* Start Data for processing *

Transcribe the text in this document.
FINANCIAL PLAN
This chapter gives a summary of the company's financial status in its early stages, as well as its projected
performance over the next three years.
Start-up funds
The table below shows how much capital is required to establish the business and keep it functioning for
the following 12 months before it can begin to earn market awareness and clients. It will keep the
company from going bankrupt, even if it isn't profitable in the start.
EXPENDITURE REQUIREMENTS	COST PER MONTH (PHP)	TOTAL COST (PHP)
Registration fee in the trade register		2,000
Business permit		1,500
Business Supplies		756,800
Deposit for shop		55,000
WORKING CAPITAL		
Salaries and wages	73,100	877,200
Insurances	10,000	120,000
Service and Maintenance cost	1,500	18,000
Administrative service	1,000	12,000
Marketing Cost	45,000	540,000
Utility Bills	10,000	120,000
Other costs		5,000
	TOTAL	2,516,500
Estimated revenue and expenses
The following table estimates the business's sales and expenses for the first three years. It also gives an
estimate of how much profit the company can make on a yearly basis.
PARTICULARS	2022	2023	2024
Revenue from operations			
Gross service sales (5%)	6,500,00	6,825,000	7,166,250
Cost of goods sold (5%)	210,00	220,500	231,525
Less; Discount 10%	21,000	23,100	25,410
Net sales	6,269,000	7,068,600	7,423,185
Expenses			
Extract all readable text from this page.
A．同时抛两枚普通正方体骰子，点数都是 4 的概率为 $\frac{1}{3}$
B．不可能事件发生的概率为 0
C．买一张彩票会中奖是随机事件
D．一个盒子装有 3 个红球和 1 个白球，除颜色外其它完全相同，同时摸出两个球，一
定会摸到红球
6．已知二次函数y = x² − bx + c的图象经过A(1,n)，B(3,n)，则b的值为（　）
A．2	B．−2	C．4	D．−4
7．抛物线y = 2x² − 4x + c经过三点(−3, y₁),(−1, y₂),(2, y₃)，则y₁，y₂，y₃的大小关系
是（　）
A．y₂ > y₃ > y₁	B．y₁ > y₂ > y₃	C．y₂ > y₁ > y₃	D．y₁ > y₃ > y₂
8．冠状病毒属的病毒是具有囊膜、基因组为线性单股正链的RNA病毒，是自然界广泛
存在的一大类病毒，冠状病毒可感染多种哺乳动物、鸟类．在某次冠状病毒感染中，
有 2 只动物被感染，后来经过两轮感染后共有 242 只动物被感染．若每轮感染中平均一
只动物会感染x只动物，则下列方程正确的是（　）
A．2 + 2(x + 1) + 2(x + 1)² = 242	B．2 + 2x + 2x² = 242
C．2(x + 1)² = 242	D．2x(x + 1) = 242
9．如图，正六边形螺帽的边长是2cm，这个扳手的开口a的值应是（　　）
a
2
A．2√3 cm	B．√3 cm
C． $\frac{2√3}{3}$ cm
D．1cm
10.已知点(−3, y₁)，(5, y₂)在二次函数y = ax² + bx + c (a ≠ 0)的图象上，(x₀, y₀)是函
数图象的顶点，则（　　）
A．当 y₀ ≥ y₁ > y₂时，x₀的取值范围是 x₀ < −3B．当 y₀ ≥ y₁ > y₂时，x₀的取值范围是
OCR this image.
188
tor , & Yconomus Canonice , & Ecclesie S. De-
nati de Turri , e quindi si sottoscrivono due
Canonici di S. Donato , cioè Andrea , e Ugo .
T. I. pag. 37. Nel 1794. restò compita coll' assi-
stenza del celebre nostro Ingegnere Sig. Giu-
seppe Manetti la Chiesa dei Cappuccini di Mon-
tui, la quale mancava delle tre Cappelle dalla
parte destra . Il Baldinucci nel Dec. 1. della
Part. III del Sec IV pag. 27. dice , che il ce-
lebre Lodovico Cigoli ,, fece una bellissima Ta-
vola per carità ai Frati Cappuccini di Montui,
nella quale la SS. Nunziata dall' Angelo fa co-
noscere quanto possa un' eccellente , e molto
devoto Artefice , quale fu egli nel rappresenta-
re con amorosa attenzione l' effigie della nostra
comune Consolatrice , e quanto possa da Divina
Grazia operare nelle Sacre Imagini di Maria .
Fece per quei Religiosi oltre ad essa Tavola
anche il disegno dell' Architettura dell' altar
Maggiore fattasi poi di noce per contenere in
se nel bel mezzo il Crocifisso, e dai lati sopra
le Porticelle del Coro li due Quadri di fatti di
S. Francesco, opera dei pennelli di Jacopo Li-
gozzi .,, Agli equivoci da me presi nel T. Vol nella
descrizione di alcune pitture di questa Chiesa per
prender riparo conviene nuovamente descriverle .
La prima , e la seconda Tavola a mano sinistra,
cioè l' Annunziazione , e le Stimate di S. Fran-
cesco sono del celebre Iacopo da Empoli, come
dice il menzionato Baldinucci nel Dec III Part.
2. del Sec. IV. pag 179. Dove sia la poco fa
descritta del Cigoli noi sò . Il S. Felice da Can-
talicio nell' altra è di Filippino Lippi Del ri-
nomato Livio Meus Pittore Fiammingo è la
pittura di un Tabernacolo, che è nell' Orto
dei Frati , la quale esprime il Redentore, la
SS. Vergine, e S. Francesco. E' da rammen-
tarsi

* End Data for processing *

• _What the task asks_
Extract every entry above as it appears.

• _Answer for this exercise_
Transcribe the text in this document.
FINANCIAL PLAN
This chapter gives a summary of the company's financial status in its early stages, as well as its projected
performance over the next three years.
Start-up funds
The table below shows how much capital is required to establish the business and keep it functioning for
the following 12 months before it can begin to earn market awareness and clients. It will keep the
company from going bankrupt, even if it isn't profitable in the start.
EXPENDITURE REQUIREMENTS	COST PER MONTH (PHP)	TOTAL COST (PHP)
Registration fee in the trade register		2,000
Business permit		1,500
Business Supplies		756,800
Deposit for shop		55,000
WORKING CAPITAL		
Salaries and wages	73,100	877,200
Insurances	10,000	120,000
Service and Maintenance cost	1,500	18,000
Administrative service	1,000	12,000
Marketing Cost	45,000	540,000
Utility Bills	10,000	120,000
Other costs		5,000
	TOTAL	2,516,500
Estimated revenue and expenses
The following table estimates the business's sales and expenses for the first three years. It also gives an
estimate of how much profit the company can make on a yearly basis.
PARTICULARS	2022	2023	2024
Revenue from operations			
Gross service sales (5%)	6,500,00	6,825,000	7,166,250
Cost of goods sold (5%)	210,00	220,500	231,525
Less; Discount 10%	21,000	23,100	25,410
Net sales	6,269,000	7,068,600	7,423,185
Expenses			
Extract all readable text from this page.
A．同时抛两枚普通正方体骰子，点数都是 4 的概率为 $\frac{1}{3}$
B．不可能事件发生的概率为 0
C．买一张彩票会中奖是随机事件
D．一个盒子装有 3 个红球和 1 个白球，除颜色外其它完全相同，同时摸出两个球，一
定会摸到红球
6．已知二次函数y = x² − bx + c的图象经过A(1,n)，B(3,n)，则b的值为（　）
A．2	B．−2	C．4	D．−4
7．抛物线y = 2x² − 4x + c经过三点(−3, y₁),(−1, y₂),(2, y₃)，则y₁，y₂，y₃的大小关系
是（　）
A．y₂ > y₃ > y₁	B．y₁ > y₂ > y₃	C．y₂ > y₁ > y₃	D．y₁ > y₃ > y₂
8．冠状病毒属的病毒是具有囊膜、基因组为线性单股正链的RNA病毒，是自然界广泛
存在的一大类病毒，冠状病毒可感染多种哺乳动物、鸟类．在某次冠状病毒感染中，
有 2 只动物被感染，后来经过两轮感染后共有 242 只动物被感染．若每轮感染中平均一
只动物会感染x只动物，则下列方程正确的是（　）
A．2 + 2(x + 1) + 2(x + 1)² = 242	B．2 + 2x + 2x² = 242
C．2(x + 1)² = 242	D．2x(x + 1) = 242
9．如图，正六边形螺帽的边长是2cm，这个扳手的开口a的值应是（　　）
a
2
A．2√3 cm	B．√3 cm
C． $\frac{2√3}{3}$ cm
D．1cm
10.已知点(−3, y₁)，(5, y₂)在二次函数y = ax² + bx + c (a ≠ 0)的图象上，(x₀, y₀)是函
数图象的顶点，则（　　）
A．当 y₀ ≥ y₁ > y₂时，x₀的取值范围是 x₀ < −3B．当 y₀ ≥ y₁ > y₂时，x₀的取值范围是
OCR this image.
188
tor , & Yconomus Canonice , & Ecclesie S. De-
nati de Turri , e quindi si sottoscrivono due
Canonici di S. Donato , cioè Andrea , e Ugo .
T. I. pag. 37. Nel 1794. restò compita coll' assi-
stenza del celebre nostro Ingegnere Sig. Giu-
seppe Manetti la Chiesa dei Cappuccini di Mon-
tui, la quale mancava delle tre Cappelle dalla
parte destra . Il Baldinucci nel Dec. 1. della
Part. III del Sec IV pag. 27. dice , che il ce-
lebre Lodovico Cigoli ,, fece una bellissima Ta-
vola per carità ai Frati Cappuccini di Montui,
nella quale la SS. Nunziata dall' Angelo fa co-
noscere quanto possa un' eccellente , e molto
devoto Artefice , quale fu egli nel rappresenta-
re con amorosa attenzione l' effigie della nostra
comune Consolatrice , e quanto possa da Divina
Grazia operare nelle Sacre Imagini di Maria .
Fece per quei Religiosi oltre ad essa Tavola
anche il disegno dell' Architettura dell' altar
Maggiore fattasi poi di noce per contenere in
se nel bel mezzo il Crocifisso, e dai lati sopra
le Porticelle del Coro li due Quadri di fatti di
S. Francesco, opera dei pennelli di Jacopo Li-
gozzi .,, Agli equivoci da me presi nel T. Vol nella
descrizione di alcune pitture di questa Chiesa per
prender riparo conviene nuovamente descriverle .
La prima , e la seconda Tavola a mano sinistra,
cioè l' Annunziazione , e le Stimate di S. Fran-
cesco sono del celebre Iacopo da Empoli, come
dice il menzionato Baldinucci nel Dec III Part.
2. del Sec. IV. pag 179. Dove sia la poco fa
descritta del Cigoli noi sò . Il S. Felice da Can-
talicio nell' altra è di Filippino Lippi Del ri-
nomato Livio Meus Pittore Fiammingo è la
pittura di un Tabernacolo, che è nell' Orto
dei Frati , la quale esprime il Redentore, la
SS. Vergine, e S. Francesco. E' da rammen-
tarsi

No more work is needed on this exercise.